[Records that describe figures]
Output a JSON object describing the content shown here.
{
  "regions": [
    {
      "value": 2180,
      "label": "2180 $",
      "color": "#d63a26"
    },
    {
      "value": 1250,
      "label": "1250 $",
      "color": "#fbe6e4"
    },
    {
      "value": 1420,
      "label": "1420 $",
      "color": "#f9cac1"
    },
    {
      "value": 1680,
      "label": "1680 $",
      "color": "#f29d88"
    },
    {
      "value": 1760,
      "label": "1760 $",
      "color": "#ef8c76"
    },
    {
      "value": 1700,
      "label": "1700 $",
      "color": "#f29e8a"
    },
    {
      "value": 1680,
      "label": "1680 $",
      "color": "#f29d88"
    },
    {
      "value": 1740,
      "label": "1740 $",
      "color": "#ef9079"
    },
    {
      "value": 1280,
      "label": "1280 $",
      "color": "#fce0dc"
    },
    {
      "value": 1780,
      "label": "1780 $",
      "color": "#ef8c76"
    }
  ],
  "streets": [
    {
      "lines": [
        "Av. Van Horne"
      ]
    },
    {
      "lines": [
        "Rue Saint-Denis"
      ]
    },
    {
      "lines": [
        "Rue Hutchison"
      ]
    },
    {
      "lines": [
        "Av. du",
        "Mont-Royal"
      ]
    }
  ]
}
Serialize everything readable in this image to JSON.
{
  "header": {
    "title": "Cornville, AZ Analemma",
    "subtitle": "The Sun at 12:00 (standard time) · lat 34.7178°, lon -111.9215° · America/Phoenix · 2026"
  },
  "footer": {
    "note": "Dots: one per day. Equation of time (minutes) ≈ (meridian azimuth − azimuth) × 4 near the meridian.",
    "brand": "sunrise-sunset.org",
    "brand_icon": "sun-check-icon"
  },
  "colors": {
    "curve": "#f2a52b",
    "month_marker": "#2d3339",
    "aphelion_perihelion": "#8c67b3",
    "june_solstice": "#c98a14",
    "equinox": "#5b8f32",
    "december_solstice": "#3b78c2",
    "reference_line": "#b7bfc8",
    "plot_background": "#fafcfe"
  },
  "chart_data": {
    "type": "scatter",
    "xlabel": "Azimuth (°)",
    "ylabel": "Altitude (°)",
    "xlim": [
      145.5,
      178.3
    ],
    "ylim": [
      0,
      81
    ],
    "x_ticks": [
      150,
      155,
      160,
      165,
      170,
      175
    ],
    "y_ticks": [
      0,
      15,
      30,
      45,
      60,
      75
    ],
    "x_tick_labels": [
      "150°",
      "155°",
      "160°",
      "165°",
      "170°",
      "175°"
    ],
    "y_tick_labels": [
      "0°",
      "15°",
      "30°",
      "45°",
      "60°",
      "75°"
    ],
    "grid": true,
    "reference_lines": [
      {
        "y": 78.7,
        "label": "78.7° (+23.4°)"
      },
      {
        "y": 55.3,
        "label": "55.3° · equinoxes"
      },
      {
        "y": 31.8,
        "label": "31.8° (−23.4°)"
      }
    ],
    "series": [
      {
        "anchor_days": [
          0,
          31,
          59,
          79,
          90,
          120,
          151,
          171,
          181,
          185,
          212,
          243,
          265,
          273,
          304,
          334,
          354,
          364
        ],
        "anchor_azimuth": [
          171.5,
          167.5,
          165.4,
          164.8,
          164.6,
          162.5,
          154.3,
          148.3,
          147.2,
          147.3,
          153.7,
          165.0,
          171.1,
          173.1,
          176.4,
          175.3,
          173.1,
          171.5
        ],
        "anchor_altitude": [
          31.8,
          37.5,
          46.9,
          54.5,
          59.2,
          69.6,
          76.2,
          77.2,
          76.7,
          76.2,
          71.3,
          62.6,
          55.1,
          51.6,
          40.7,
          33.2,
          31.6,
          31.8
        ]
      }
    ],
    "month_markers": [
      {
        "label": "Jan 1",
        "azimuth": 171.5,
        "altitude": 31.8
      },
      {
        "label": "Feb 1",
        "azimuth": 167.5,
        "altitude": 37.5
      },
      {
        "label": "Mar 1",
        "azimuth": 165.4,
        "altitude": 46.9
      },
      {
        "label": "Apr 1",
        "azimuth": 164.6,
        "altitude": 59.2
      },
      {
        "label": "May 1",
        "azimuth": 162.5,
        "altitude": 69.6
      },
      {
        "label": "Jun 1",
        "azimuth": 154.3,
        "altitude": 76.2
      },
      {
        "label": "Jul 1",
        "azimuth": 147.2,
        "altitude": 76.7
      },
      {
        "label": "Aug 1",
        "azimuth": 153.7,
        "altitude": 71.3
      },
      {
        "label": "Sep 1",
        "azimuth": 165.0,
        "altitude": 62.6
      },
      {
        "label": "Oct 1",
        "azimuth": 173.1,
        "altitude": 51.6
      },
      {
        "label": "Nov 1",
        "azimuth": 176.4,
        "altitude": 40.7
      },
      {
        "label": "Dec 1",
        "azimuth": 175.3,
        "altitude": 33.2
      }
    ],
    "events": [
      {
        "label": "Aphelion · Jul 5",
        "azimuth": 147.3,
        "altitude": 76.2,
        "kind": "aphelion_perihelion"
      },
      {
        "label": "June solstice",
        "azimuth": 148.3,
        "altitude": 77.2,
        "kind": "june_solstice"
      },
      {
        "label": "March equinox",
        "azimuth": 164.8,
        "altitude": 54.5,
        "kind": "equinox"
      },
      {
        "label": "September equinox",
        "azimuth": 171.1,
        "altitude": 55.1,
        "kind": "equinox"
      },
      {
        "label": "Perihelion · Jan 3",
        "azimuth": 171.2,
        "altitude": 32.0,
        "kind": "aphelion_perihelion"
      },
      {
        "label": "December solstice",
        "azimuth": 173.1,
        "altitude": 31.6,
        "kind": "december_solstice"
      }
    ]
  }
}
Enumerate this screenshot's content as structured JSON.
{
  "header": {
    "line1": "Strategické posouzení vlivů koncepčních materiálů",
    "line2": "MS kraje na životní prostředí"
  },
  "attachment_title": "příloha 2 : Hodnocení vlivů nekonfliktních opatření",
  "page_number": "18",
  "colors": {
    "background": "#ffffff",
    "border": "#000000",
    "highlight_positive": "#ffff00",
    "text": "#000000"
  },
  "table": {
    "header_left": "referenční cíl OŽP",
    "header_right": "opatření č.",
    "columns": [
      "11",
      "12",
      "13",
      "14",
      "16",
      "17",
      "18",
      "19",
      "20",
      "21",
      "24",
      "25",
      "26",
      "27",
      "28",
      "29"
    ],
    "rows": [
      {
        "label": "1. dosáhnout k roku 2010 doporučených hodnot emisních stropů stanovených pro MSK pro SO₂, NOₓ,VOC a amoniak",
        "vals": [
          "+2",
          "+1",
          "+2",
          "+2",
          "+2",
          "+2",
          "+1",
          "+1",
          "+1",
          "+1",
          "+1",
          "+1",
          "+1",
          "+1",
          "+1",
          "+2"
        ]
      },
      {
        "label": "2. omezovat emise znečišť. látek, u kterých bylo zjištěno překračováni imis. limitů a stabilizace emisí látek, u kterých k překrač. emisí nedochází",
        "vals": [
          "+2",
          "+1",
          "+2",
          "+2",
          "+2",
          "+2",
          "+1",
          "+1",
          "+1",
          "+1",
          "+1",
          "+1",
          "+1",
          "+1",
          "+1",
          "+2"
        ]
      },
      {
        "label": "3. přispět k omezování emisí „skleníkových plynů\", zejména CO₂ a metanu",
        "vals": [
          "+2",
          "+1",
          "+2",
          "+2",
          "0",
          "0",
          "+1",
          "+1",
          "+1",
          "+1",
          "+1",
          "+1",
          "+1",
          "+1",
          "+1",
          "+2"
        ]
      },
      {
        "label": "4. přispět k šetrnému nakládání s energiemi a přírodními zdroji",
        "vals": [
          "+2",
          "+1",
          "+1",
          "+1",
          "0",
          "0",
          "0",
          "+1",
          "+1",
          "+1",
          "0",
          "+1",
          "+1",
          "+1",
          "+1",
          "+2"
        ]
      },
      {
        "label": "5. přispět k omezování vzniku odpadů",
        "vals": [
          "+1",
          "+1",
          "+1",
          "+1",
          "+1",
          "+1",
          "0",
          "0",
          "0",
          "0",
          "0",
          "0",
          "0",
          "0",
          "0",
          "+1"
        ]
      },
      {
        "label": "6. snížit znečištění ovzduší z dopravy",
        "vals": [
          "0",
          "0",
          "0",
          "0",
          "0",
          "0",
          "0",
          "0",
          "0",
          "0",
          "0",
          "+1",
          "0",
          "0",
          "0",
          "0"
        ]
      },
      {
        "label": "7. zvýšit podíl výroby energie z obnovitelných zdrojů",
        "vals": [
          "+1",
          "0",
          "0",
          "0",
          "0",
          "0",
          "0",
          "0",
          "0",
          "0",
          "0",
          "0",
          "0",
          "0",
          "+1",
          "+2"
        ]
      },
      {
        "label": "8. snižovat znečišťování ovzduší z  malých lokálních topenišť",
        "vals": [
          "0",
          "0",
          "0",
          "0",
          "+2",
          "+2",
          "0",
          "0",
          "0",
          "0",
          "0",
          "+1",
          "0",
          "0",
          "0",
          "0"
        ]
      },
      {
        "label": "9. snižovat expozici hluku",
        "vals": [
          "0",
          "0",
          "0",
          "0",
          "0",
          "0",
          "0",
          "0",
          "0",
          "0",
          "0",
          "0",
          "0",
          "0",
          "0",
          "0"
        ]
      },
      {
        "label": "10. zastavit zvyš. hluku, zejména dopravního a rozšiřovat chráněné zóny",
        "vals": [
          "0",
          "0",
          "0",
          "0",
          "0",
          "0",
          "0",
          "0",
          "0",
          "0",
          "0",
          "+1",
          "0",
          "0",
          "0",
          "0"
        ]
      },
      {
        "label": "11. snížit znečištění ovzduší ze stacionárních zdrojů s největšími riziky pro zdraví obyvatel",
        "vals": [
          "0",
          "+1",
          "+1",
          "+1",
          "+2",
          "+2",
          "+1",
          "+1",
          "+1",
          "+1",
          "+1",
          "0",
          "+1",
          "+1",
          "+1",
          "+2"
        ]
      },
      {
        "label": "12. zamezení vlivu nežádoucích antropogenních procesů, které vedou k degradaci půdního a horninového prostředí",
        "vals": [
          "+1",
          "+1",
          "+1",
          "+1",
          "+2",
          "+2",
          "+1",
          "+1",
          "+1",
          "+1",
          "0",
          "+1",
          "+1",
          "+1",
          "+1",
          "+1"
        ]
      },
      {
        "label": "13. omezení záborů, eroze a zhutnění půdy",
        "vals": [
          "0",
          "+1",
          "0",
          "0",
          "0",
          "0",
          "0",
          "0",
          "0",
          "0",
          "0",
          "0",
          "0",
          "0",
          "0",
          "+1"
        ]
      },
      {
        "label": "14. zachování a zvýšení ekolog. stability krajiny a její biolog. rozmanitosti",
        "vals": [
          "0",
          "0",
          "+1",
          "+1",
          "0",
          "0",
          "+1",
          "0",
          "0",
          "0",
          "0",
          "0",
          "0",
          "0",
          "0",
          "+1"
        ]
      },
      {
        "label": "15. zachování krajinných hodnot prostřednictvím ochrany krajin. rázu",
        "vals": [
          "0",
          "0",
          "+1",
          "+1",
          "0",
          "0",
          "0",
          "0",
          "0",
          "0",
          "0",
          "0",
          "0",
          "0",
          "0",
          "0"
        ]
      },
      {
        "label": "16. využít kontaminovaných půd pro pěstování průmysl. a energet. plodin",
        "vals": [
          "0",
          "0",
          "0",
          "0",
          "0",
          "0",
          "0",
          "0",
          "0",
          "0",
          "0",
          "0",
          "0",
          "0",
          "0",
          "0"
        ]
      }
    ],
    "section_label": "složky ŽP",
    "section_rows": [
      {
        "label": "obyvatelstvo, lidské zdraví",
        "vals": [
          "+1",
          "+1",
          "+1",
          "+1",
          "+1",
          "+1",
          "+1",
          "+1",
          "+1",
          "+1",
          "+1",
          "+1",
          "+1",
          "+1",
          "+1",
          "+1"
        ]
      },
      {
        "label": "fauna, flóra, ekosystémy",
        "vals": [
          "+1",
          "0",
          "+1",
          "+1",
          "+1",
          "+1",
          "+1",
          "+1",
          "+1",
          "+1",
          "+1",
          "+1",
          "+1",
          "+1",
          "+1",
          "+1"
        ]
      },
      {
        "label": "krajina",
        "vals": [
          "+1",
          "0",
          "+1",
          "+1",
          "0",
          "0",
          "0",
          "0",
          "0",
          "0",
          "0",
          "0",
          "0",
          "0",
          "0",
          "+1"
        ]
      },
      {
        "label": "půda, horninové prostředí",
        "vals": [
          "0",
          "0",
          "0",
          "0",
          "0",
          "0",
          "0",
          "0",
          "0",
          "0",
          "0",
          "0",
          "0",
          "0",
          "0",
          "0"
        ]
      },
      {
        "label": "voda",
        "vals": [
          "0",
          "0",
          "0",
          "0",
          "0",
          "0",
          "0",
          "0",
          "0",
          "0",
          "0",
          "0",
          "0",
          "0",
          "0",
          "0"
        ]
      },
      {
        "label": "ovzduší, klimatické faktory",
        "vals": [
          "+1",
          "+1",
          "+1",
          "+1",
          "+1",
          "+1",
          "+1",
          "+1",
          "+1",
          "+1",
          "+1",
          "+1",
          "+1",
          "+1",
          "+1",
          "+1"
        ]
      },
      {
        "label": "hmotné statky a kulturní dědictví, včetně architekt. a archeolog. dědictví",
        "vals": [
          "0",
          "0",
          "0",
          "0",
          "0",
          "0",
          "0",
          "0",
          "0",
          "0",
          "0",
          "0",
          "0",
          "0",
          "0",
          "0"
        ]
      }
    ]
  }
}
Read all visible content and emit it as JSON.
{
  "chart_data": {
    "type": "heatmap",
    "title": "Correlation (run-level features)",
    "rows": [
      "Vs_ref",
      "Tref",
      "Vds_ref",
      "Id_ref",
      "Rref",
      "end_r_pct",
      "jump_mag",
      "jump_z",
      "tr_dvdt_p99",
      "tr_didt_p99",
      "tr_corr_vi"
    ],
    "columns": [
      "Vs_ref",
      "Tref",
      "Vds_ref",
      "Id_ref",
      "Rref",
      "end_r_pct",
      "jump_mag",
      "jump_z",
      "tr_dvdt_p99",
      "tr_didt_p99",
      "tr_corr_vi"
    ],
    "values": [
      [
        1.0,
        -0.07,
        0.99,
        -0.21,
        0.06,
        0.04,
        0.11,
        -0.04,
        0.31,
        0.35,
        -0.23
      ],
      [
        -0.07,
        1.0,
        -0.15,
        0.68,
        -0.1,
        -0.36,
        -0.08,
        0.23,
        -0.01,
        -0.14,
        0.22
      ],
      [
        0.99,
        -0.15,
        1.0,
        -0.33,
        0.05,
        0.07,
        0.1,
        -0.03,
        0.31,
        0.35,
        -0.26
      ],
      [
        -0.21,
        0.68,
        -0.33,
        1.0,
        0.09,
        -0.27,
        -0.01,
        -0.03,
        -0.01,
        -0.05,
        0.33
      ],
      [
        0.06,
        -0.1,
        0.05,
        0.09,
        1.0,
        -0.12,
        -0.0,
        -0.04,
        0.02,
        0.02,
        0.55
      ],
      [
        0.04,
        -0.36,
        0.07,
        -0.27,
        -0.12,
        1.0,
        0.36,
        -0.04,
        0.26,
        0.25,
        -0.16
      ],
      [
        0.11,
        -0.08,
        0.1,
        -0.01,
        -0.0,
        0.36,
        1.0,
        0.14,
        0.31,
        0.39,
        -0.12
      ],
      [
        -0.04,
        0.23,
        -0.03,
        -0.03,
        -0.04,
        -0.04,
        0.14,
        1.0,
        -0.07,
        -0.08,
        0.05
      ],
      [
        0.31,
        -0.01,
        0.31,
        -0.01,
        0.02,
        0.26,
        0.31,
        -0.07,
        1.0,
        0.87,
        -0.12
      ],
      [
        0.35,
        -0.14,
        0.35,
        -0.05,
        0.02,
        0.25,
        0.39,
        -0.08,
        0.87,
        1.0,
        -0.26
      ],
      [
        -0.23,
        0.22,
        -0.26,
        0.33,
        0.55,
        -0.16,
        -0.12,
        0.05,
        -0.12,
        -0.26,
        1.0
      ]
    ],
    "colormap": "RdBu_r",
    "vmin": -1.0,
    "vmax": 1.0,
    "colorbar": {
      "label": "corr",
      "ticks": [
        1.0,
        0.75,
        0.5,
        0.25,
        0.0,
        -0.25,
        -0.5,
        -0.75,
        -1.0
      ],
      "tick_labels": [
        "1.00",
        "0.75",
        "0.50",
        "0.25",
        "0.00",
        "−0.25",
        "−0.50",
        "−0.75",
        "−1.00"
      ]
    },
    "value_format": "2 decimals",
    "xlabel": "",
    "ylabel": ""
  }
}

What is being asked: Write out every line of the data that holds the word "snižovat".

Answer to this exercise:
        "label": "8. snižovat znečišťování ovzduší z  malých lokálních topenišť",
        "label": "9. snižovat expozici hluku",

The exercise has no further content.